[Begin EXTRACTED DATA]

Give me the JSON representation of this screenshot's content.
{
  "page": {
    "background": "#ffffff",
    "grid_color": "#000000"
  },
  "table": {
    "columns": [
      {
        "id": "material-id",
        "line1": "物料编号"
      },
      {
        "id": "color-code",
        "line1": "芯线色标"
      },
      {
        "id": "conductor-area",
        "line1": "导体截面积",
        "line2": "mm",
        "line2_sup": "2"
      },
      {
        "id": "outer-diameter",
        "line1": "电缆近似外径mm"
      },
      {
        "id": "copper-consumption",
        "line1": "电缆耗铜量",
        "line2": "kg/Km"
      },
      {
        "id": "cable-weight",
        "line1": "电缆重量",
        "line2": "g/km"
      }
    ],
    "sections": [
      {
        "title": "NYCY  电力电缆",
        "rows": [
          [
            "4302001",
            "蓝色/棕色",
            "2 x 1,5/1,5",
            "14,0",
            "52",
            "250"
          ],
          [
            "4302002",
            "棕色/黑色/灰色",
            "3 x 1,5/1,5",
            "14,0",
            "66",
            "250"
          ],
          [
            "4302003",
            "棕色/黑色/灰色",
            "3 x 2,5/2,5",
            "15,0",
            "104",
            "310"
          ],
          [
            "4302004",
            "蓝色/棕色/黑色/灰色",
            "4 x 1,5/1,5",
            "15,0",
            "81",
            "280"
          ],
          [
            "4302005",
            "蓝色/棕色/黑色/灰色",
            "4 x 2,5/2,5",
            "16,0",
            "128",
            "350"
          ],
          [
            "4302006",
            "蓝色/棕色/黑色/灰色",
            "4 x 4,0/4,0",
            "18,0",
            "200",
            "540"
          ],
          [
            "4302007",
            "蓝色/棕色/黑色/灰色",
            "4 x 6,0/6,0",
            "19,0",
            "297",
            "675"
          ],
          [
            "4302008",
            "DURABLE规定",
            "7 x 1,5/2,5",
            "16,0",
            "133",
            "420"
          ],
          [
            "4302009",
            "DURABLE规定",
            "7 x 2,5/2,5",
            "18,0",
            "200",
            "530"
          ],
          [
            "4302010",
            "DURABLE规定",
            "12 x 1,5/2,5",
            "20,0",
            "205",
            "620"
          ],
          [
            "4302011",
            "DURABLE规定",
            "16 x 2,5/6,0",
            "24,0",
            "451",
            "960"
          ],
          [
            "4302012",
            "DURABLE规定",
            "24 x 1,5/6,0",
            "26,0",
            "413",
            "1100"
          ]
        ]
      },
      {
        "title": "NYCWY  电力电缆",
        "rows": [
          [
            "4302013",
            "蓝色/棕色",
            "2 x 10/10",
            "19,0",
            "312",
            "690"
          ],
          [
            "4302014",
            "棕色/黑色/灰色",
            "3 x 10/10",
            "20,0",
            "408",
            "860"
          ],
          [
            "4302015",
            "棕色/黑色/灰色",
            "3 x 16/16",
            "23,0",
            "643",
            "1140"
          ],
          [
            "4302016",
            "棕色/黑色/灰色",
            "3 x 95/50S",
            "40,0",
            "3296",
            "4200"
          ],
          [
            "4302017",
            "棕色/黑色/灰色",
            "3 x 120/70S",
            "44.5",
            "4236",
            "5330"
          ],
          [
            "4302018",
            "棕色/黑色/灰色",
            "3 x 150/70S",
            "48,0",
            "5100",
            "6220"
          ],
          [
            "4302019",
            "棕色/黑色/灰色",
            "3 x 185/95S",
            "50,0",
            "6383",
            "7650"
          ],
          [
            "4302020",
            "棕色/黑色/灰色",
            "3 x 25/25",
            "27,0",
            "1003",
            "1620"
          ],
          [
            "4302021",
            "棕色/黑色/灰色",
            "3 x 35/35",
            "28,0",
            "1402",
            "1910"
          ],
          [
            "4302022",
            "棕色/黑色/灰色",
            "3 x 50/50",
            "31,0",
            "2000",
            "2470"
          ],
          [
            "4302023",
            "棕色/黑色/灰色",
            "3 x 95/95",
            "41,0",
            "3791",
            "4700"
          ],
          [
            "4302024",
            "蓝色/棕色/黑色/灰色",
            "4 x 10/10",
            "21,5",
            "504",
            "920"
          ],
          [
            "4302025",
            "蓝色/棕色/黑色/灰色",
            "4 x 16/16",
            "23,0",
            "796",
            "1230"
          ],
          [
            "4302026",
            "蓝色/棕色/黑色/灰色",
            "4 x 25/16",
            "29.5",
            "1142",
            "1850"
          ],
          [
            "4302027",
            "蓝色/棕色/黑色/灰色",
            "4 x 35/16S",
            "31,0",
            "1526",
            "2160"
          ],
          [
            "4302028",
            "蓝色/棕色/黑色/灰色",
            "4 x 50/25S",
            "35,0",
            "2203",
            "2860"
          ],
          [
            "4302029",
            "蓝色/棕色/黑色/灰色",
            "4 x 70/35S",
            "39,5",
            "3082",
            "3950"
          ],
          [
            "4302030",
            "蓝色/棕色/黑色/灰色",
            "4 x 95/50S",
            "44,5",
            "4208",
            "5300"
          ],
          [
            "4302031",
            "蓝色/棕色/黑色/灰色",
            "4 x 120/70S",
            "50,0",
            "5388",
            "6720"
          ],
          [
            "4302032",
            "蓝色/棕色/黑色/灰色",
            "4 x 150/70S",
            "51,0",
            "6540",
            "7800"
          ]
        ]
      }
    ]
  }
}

[End EXTRACTED DATA]

PROBLEM TO WORK ON: Reproduce every line of the data verbatim.

RESULT OF THE TASK:
Give me the JSON representation of this screenshot's content.
{
  "page": {
    "background": "#ffffff",
    "grid_color": "#000000"
  },
  "table": {
    "columns": [
      {
        "id": "material-id",
        "line1": "物料编号"
      },
      {
        "id": "color-code",
        "line1": "芯线色标"
      },
      {
        "id": "conductor-area",
        "line1": "导体截面积",
        "line2": "mm",
        "line2_sup": "2"
      },
      {
        "id": "outer-diameter",
        "line1": "电缆近似外径mm"
      },
      {
        "id": "copper-consumption",
        "line1": "电缆耗铜量",
        "line2": "kg/Km"
      },
      {
        "id": "cable-weight",
        "line1": "电缆重量",
        "line2": "g/km"
      }
    ],
    "sections": [
      {
        "title": "NYCY  电力电缆",
        "rows": [
          [
            "4302001",
            "蓝色/棕色",
            "2 x 1,5/1,5",
            "14,0",
            "52",
            "250"
          ],
          [
            "4302002",
            "棕色/黑色/灰色",
            "3 x 1,5/1,5",
            "14,0",
            "66",
            "250"
          ],
          [
            "4302003",
            "棕色/黑色/灰色",
            "3 x 2,5/2,5",
            "15,0",
            "104",
            "310"
          ],
          [
            "4302004",
            "蓝色/棕色/黑色/灰色",
            "4 x 1,5/1,5",
            "15,0",
            "81",
            "280"
          ],
          [
            "4302005",
            "蓝色/棕色/黑色/灰色",
            "4 x 2,5/2,5",
            "16,0",
            "128",
            "350"
          ],
          [
            "4302006",
            "蓝色/棕色/黑色/灰色",
            "4 x 4,0/4,0",
            "18,0",
            "200",
            "540"
          ],
          [
            "4302007",
            "蓝色/棕色/黑色/灰色",
            "4 x 6,0/6,0",
            "19,0",
            "297",
            "675"
          ],
          [
            "4302008",
            "DURABLE规定",
            "7 x 1,5/2,5",
            "16,0",
            "133",
            "420"
          ],
          [
            "4302009",
            "DURABLE规定",
            "7 x 2,5/2,5",
            "18,0",
            "200",
            "530"
          ],
          [
            "4302010",
            "DURABLE规定",
            "12 x 1,5/2,5",
            "20,0",
            "205",
            "620"
          ],
          [
            "4302011",
            "DURABLE规定",
            "16 x 2,5/6,0",
            "24,0",
            "451",
            "960"
          ],
          [
            "4302012",
            "DURABLE规定",
            "24 x 1,5/6,0",
            "26,0",
            "413",
            "1100"
          ]
        ]
      },
      {
        "title": "NYCWY  电力电缆",
        "rows": [
          [
            "4302013",
            "蓝色/棕色",
            "2 x 10/10",
            "19,0",
            "312",
            "690"
          ],
          [
            "4302014",
            "棕色/黑色/灰色",
            "3 x 10/10",
            "20,0",
            "408",
            "860"
          ],
          [
            "4302015",
            "棕色/黑色/灰色",
            "3 x 16/16",
            "23,0",
            "643",
            "1140"
          ],
          [
            "4302016",
            "棕色/黑色/灰色",
            "3 x 95/50S",
            "40,0",
            "3296",
            "4200"
          ],
          [
            "4302017",
            "棕色/黑色/灰色",
            "3 x 120/70S",
            "44.5",
            "4236",
            "5330"
          ],
          [
            "4302018",
            "棕色/黑色/灰色",
            "3 x 150/70S",
            "48,0",
            "5100",
            "6220"
          ],
          [
            "4302019",
            "棕色/黑色/灰色",
            "3 x 185/95S",
            "50,0",
            "6383",
            "7650"
          ],
          [
            "4302020",
            "棕色/黑色/灰色",
            "3 x 25/25",
            "27,0",
            "1003",
            "1620"
          ],
          [
            "4302021",
            "棕色/黑色/灰色",
            "3 x 35/35",
            "28,0",
            "1402",
            "1910"
          ],
          [
            "4302022",
            "棕色/黑色/灰色",
            "3 x 50/50",
            "31,0",
            "2000",
            "2470"
          ],
          [
            "4302023",
            "棕色/黑色/灰色",
            "3 x 95/95",
            "41,0",
            "3791",
            "4700"
          ],
          [
            "4302024",
            "蓝色/棕色/黑色/灰色",
            "4 x 10/10",
            "21,5",
            "504",
            "920"
          ],
          [
            "4302025",
            "蓝色/棕色/黑色/灰色",
            "4 x 16/16",
            "23,0",
            "796",
            "1230"
          ],
          [
            "4302026",
            "蓝色/棕色/黑色/灰色",
            "4 x 25/16",
            "29.5",
            "1142",
            "1850"
          ],
          [
            "4302027",
            "蓝色/棕色/黑色/灰色",
            "4 x 35/16S",
            "31,0",
            "1526",
            "2160"
          ],
          [
            "4302028",
            "蓝色/棕色/黑色/灰色",
            "4 x 50/25S",
            "35,0",
            "2203",
            "2860"
          ],
          [
            "4302029",
            "蓝色/棕色/黑色/灰色",
            "4 x 70/35S",
            "39,5",
            "3082",
            "3950"
          ],
          [
            "4302030",
            "蓝色/棕色/黑色/灰色",
            "4 x 95/50S",
            "44,5",
            "4208",
            "5300"
          ],
          [
            "4302031",
            "蓝色/棕色/黑色/灰色",
            "4 x 120/70S",
            "50,0",
            "5388",
            "6720"
          ],
          [
            "4302032",
            "蓝色/棕色/黑色/灰色",
            "4 x 150/70S",
            "51,0",
            "6540",
            "7800"
          ]
        ]
      }
    ]
  }
}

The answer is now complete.